[Collected data entries]
▼▼▼

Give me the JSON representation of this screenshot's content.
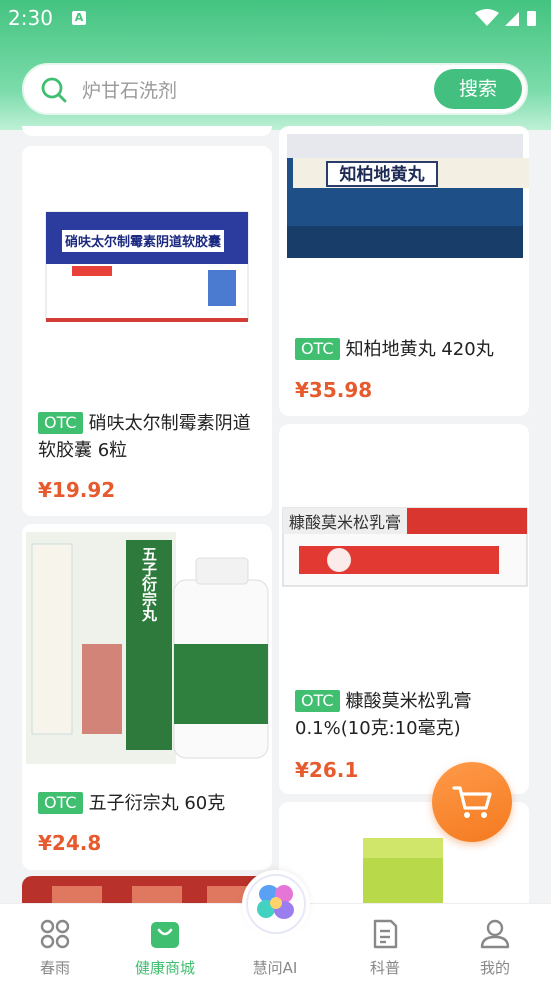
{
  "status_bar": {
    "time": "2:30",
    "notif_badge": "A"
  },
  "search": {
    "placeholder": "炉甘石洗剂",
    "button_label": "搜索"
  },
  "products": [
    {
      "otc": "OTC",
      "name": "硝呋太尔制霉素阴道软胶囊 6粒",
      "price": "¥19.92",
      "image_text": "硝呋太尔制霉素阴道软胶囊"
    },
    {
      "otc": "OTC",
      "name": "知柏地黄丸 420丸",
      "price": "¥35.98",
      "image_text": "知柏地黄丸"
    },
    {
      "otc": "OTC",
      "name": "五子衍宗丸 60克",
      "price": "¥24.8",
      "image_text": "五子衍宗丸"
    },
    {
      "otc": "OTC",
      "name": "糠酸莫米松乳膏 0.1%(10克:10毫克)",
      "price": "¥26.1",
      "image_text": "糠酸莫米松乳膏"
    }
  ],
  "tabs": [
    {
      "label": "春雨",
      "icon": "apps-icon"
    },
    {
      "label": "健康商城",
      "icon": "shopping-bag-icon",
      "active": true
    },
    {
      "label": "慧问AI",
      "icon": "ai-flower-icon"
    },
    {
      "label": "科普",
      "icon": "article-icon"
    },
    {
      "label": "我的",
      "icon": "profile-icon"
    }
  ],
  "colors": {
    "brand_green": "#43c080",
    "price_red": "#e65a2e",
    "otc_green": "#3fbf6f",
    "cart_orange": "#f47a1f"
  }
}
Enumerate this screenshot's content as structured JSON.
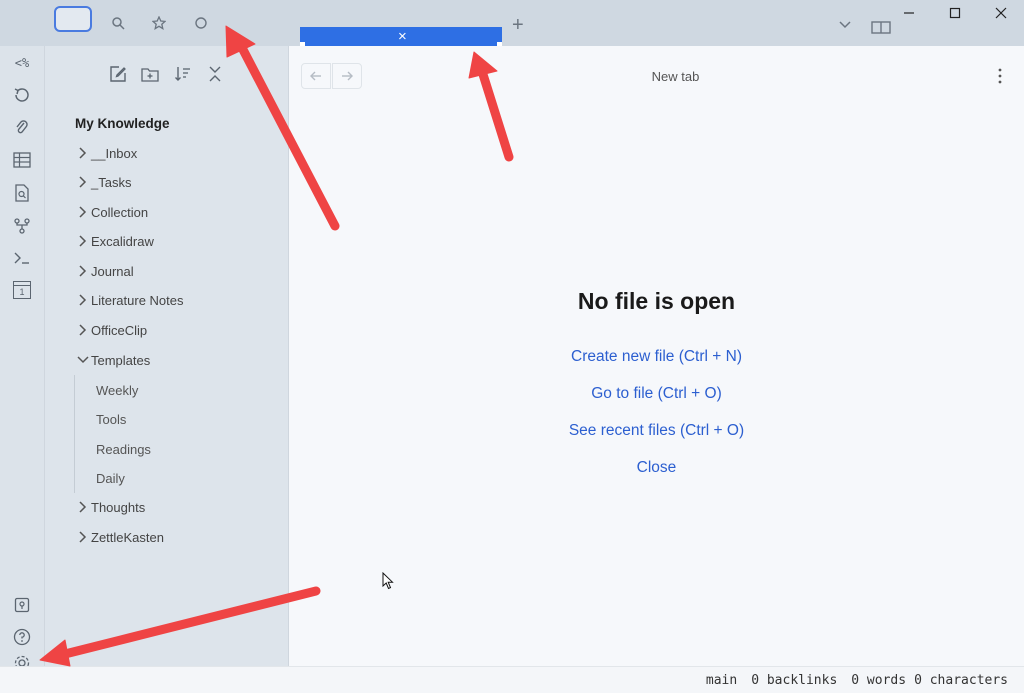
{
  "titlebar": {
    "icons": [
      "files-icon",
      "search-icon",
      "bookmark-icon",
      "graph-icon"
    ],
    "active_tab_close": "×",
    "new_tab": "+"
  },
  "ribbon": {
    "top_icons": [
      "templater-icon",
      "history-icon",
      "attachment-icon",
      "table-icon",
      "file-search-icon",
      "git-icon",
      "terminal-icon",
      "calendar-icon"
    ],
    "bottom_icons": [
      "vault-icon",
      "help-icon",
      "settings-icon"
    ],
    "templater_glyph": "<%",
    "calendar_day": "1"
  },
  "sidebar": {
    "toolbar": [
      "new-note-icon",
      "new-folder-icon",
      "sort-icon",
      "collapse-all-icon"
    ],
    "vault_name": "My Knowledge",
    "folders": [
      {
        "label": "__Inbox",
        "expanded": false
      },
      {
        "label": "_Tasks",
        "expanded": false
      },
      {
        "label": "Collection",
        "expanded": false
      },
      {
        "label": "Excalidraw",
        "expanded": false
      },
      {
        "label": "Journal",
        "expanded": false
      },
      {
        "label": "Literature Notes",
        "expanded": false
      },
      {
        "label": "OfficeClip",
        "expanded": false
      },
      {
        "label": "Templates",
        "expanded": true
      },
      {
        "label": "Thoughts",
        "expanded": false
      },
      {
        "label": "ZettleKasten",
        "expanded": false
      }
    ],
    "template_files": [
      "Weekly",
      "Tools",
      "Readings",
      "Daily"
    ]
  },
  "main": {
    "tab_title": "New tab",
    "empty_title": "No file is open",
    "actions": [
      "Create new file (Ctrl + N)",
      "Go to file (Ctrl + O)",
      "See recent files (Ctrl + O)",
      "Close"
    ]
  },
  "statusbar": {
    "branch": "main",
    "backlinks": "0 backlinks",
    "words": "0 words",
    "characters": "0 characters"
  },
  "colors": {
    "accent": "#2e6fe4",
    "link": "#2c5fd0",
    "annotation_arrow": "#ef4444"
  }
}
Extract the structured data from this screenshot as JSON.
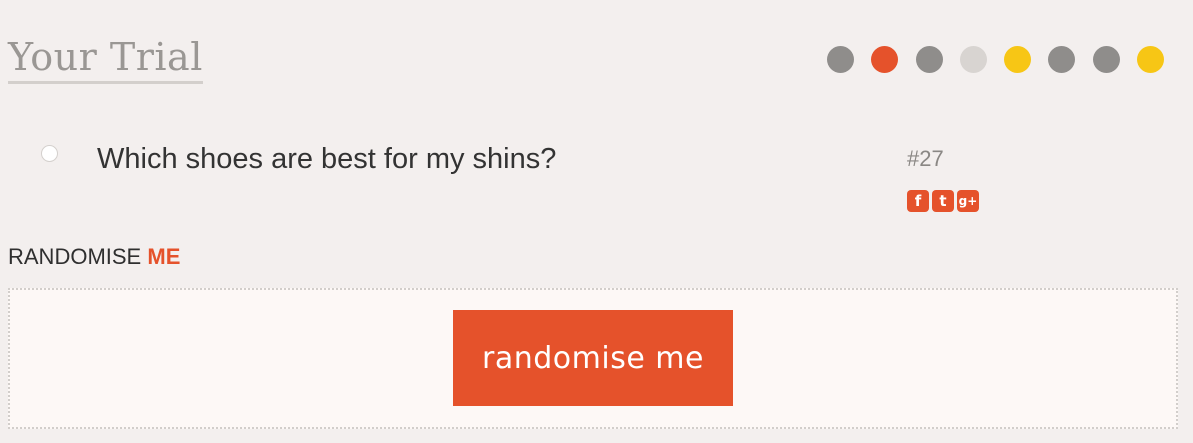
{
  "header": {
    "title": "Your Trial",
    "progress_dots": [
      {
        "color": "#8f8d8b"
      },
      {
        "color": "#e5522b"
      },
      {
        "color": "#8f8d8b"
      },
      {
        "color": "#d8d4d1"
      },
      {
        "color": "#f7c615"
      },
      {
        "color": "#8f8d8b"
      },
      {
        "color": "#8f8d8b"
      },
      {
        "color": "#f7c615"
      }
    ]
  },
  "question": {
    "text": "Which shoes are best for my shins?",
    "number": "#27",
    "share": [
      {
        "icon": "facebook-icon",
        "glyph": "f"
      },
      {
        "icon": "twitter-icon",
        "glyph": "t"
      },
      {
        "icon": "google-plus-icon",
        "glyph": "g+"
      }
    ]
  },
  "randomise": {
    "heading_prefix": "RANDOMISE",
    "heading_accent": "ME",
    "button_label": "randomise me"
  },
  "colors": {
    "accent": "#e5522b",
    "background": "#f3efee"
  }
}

▲▲▲

-- YOUR INSTRUCTIONS --
Do not copy the pictures, but repeat every line exactly.

-- EXERCISE RESPONSE --
Give me the JSON representation of this screenshot's content.
{
  "status_bar": {
    "time": "2:30",
    "notif_badge": "A"
  },
  "search": {
    "placeholder": "炉甘石洗剂",
    "button_label": "搜索"
  },
  "products": [
    {
      "otc": "OTC",
      "name": "硝呋太尔制霉素阴道软胶囊 6粒",
      "price": "¥19.92",
      "image_text": "硝呋太尔制霉素阴道软胶囊"
    },
    {
      "otc": "OTC",
      "name": "知柏地黄丸 420丸",
      "price": "¥35.98",
      "image_text": "知柏地黄丸"
    },
    {
      "otc": "OTC",
      "name": "五子衍宗丸 60克",
      "price": "¥24.8",
      "image_text": "五子衍宗丸"
    },
    {
      "otc": "OTC",
      "name": "糠酸莫米松乳膏 0.1%(10克:10毫克)",
      "price": "¥26.1",
      "image_text": "糠酸莫米松乳膏"
    }
  ],
  "tabs": [
    {
      "label": "春雨",
      "icon": "apps-icon"
    },
    {
      "label": "健康商城",
      "icon": "shopping-bag-icon",
      "active": true
    },
    {
      "label": "慧问AI",
      "icon": "ai-flower-icon"
    },
    {
      "label": "科普",
      "icon": "article-icon"
    },
    {
      "label": "我的",
      "icon": "profile-icon"
    }
  ],
  "colors": {
    "brand_green": "#43c080",
    "price_red": "#e65a2e",
    "otc_green": "#3fbf6f",
    "cart_orange": "#f47a1f"
  }
}
Enumerate this screenshot's content as structured JSON.
{
  "titlebar": {
    "icons": [
      "files-icon",
      "search-icon",
      "bookmark-icon",
      "graph-icon"
    ],
    "active_tab_close": "×",
    "new_tab": "+"
  },
  "ribbon": {
    "top_icons": [
      "templater-icon",
      "history-icon",
      "attachment-icon",
      "table-icon",
      "file-search-icon",
      "git-icon",
      "terminal-icon",
      "calendar-icon"
    ],
    "bottom_icons": [
      "vault-icon",
      "help-icon",
      "settings-icon"
    ],
    "templater_glyph": "<%",
    "calendar_day": "1"
  },
  "sidebar": {
    "toolbar": [
      "new-note-icon",
      "new-folder-icon",
      "sort-icon",
      "collapse-all-icon"
    ],
    "vault_name": "My Knowledge",
    "folders": [
      {
        "label": "__Inbox",
        "expanded": false
      },
      {
        "label": "_Tasks",
        "expanded": false
      },
      {
        "label": "Collection",
        "expanded": false
      },
      {
        "label": "Excalidraw",
        "expanded": false
      },
      {
        "label": "Journal",
        "expanded": false
      },
      {
        "label": "Literature Notes",
        "expanded": false
      },
      {
        "label": "OfficeClip",
        "expanded": false
      },
      {
        "label": "Templates",
        "expanded": true
      },
      {
        "label": "Thoughts",
        "expanded": false
      },
      {
        "label": "ZettleKasten",
        "expanded": false
      }
    ],
    "template_files": [
      "Weekly",
      "Tools",
      "Readings",
      "Daily"
    ]
  },
  "main": {
    "tab_title": "New tab",
    "empty_title": "No file is open",
    "actions": [
      "Create new file (Ctrl + N)",
      "Go to file (Ctrl + O)",
      "See recent files (Ctrl + O)",
      "Close"
    ]
  },
  "statusbar": {
    "branch": "main",
    "backlinks": "0 backlinks",
    "words": "0 words",
    "characters": "0 characters"
  },
  "colors": {
    "accent": "#2e6fe4",
    "link": "#2c5fd0",
    "annotation_arrow": "#ef4444"
  }
}
Extract the structured data from this screenshot as JSON.
{
  "header": {
    "title": "Your Trial",
    "progress_dots": [
      {
        "color": "#8f8d8b"
      },
      {
        "color": "#e5522b"
      },
      {
        "color": "#8f8d8b"
      },
      {
        "color": "#d8d4d1"
      },
      {
        "color": "#f7c615"
      },
      {
        "color": "#8f8d8b"
      },
      {
        "color": "#8f8d8b"
      },
      {
        "color": "#f7c615"
      }
    ]
  },
  "question": {
    "text": "Which shoes are best for my shins?",
    "number": "#27",
    "share": [
      {
        "icon": "facebook-icon",
        "glyph": "f"
      },
      {
        "icon": "twitter-icon",
        "glyph": "t"
      },
      {
        "icon": "google-plus-icon",
        "glyph": "g+"
      }
    ]
  },
  "randomise": {
    "heading_prefix": "RANDOMISE",
    "heading_accent": "ME",
    "button_label": "randomise me"
  },
  "colors": {
    "accent": "#e5522b",
    "background": "#f3efee"
  }
}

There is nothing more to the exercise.